_Aim:_ Please write the listing below out again exactly, leaving every picture behind.
────────────────────
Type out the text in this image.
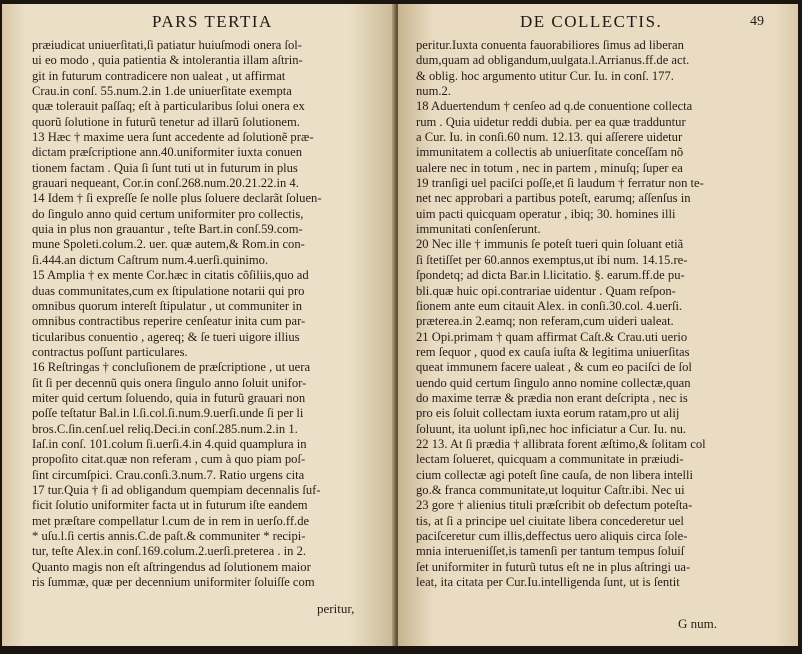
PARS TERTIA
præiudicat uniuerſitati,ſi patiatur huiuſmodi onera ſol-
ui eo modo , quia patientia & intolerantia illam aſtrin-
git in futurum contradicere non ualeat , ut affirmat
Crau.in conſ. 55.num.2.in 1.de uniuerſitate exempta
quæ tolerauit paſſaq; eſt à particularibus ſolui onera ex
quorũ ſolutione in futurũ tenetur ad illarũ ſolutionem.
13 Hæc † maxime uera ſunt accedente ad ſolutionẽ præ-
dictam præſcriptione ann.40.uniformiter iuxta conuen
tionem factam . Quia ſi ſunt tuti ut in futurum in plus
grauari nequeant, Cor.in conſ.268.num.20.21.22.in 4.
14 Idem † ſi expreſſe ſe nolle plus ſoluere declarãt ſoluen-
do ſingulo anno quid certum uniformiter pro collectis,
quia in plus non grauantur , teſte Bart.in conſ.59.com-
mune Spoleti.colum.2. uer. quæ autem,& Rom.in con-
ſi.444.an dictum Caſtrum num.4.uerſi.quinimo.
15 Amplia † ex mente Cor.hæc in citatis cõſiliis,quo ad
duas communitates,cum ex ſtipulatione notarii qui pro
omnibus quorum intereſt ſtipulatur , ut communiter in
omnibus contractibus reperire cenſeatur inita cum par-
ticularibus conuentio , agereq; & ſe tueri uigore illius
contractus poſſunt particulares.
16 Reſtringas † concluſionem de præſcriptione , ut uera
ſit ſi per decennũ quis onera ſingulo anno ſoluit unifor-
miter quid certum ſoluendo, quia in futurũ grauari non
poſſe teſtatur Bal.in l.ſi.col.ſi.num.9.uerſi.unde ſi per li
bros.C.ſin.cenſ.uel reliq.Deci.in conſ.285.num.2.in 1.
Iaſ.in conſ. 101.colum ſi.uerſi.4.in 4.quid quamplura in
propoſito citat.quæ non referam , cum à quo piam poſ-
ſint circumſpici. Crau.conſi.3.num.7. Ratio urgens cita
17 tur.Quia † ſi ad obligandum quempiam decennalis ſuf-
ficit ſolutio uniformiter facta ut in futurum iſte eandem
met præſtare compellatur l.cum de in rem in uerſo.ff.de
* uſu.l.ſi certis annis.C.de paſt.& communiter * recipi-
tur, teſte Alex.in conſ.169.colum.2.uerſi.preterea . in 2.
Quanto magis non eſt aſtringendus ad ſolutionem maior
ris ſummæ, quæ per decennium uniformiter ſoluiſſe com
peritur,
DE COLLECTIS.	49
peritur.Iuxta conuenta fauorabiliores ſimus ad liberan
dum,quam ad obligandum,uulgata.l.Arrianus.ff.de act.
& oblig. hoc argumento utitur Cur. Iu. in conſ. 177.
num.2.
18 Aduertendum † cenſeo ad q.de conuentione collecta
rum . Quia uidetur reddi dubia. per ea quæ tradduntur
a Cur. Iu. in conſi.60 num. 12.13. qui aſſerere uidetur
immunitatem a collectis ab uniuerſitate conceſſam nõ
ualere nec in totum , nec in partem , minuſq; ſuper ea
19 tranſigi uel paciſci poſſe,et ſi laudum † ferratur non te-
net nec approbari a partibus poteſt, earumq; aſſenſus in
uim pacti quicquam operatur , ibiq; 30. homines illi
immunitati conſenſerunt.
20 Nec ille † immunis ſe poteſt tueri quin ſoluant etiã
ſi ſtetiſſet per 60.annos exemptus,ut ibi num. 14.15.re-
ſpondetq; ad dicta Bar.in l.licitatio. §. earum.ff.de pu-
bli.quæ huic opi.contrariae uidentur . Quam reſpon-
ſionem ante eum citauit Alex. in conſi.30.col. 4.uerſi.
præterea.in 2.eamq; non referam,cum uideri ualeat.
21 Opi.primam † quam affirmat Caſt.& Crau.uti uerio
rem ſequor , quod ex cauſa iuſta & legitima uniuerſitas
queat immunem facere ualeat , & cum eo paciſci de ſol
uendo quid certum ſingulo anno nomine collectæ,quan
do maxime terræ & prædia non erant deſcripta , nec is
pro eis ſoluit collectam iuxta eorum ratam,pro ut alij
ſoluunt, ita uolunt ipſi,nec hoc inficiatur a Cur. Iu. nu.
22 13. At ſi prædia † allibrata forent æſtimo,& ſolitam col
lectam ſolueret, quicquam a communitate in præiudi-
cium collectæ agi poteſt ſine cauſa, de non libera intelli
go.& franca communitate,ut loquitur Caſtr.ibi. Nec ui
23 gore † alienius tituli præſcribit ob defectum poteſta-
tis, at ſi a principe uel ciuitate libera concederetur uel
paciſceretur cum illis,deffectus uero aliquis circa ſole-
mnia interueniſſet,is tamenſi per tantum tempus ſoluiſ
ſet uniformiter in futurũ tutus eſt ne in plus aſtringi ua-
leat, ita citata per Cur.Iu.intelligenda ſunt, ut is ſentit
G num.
────────────────────
_Final result:_
Type out the text in this image.
PARS TERTIA
præiudicat uniuerſitati,ſi patiatur huiuſmodi onera ſol-
ui eo modo , quia patientia & intolerantia illam aſtrin-
git in futurum contradicere non ualeat , ut affirmat
Crau.in conſ. 55.num.2.in 1.de uniuerſitate exempta
quæ tolerauit paſſaq; eſt à particularibus ſolui onera ex
quorũ ſolutione in futurũ tenetur ad illarũ ſolutionem.
13 Hæc † maxime uera ſunt accedente ad ſolutionẽ præ-
dictam præſcriptione ann.40.uniformiter iuxta conuen
tionem factam . Quia ſi ſunt tuti ut in futurum in plus
grauari nequeant, Cor.in conſ.268.num.20.21.22.in 4.
14 Idem † ſi expreſſe ſe nolle plus ſoluere declarãt ſoluen-
do ſingulo anno quid certum uniformiter pro collectis,
quia in plus non grauantur , teſte Bart.in conſ.59.com-
mune Spoleti.colum.2. uer. quæ autem,& Rom.in con-
ſi.444.an dictum Caſtrum num.4.uerſi.quinimo.
15 Amplia † ex mente Cor.hæc in citatis cõſiliis,quo ad
duas communitates,cum ex ſtipulatione notarii qui pro
omnibus quorum intereſt ſtipulatur , ut communiter in
omnibus contractibus reperire cenſeatur inita cum par-
ticularibus conuentio , agereq; & ſe tueri uigore illius
contractus poſſunt particulares.
16 Reſtringas † concluſionem de præſcriptione , ut uera
ſit ſi per decennũ quis onera ſingulo anno ſoluit unifor-
miter quid certum ſoluendo, quia in futurũ grauari non
poſſe teſtatur Bal.in l.ſi.col.ſi.num.9.uerſi.unde ſi per li
bros.C.ſin.cenſ.uel reliq.Deci.in conſ.285.num.2.in 1.
Iaſ.in conſ. 101.colum ſi.uerſi.4.in 4.quid quamplura in
propoſito citat.quæ non referam , cum à quo piam poſ-
ſint circumſpici. Crau.conſi.3.num.7. Ratio urgens cita
17 tur.Quia † ſi ad obligandum quempiam decennalis ſuf-
ficit ſolutio uniformiter facta ut in futurum iſte eandem
met præſtare compellatur l.cum de in rem in uerſo.ff.de
* uſu.l.ſi certis annis.C.de paſt.& communiter * recipi-
tur, teſte Alex.in conſ.169.colum.2.uerſi.preterea . in 2.
Quanto magis non eſt aſtringendus ad ſolutionem maior
ris ſummæ, quæ per decennium uniformiter ſoluiſſe com
peritur,
DE COLLECTIS.	49
peritur.Iuxta conuenta fauorabiliores ſimus ad liberan
dum,quam ad obligandum,uulgata.l.Arrianus.ff.de act.
& oblig. hoc argumento utitur Cur. Iu. in conſ. 177.
num.2.
18 Aduertendum † cenſeo ad q.de conuentione collecta
rum . Quia uidetur reddi dubia. per ea quæ tradduntur
a Cur. Iu. in conſi.60 num. 12.13. qui aſſerere uidetur
immunitatem a collectis ab uniuerſitate conceſſam nõ
ualere nec in totum , nec in partem , minuſq; ſuper ea
19 tranſigi uel paciſci poſſe,et ſi laudum † ferratur non te-
net nec approbari a partibus poteſt, earumq; aſſenſus in
uim pacti quicquam operatur , ibiq; 30. homines illi
immunitati conſenſerunt.
20 Nec ille † immunis ſe poteſt tueri quin ſoluant etiã
ſi ſtetiſſet per 60.annos exemptus,ut ibi num. 14.15.re-
ſpondetq; ad dicta Bar.in l.licitatio. §. earum.ff.de pu-
bli.quæ huic opi.contrariae uidentur . Quam reſpon-
ſionem ante eum citauit Alex. in conſi.30.col. 4.uerſi.
præterea.in 2.eamq; non referam,cum uideri ualeat.
21 Opi.primam † quam affirmat Caſt.& Crau.uti uerio
rem ſequor , quod ex cauſa iuſta & legitima uniuerſitas
queat immunem facere ualeat , & cum eo paciſci de ſol
uendo quid certum ſingulo anno nomine collectæ,quan
do maxime terræ & prædia non erant deſcripta , nec is
pro eis ſoluit collectam iuxta eorum ratam,pro ut alij
ſoluunt, ita uolunt ipſi,nec hoc inficiatur a Cur. Iu. nu.
22 13. At ſi prædia † allibrata forent æſtimo,& ſolitam col
lectam ſolueret, quicquam a communitate in præiudi-
cium collectæ agi poteſt ſine cauſa, de non libera intelli
go.& franca communitate,ut loquitur Caſtr.ibi. Nec ui
23 gore † alienius tituli præſcribit ob defectum poteſta-
tis, at ſi a principe uel ciuitate libera concederetur uel
paciſceretur cum illis,deffectus uero aliquis circa ſole-
mnia interueniſſet,is tamenſi per tantum tempus ſoluiſ
ſet uniformiter in futurũ tutus eſt ne in plus aſtringi ua-
leat, ita citata per Cur.Iu.intelligenda ſunt, ut is ſentit
G num.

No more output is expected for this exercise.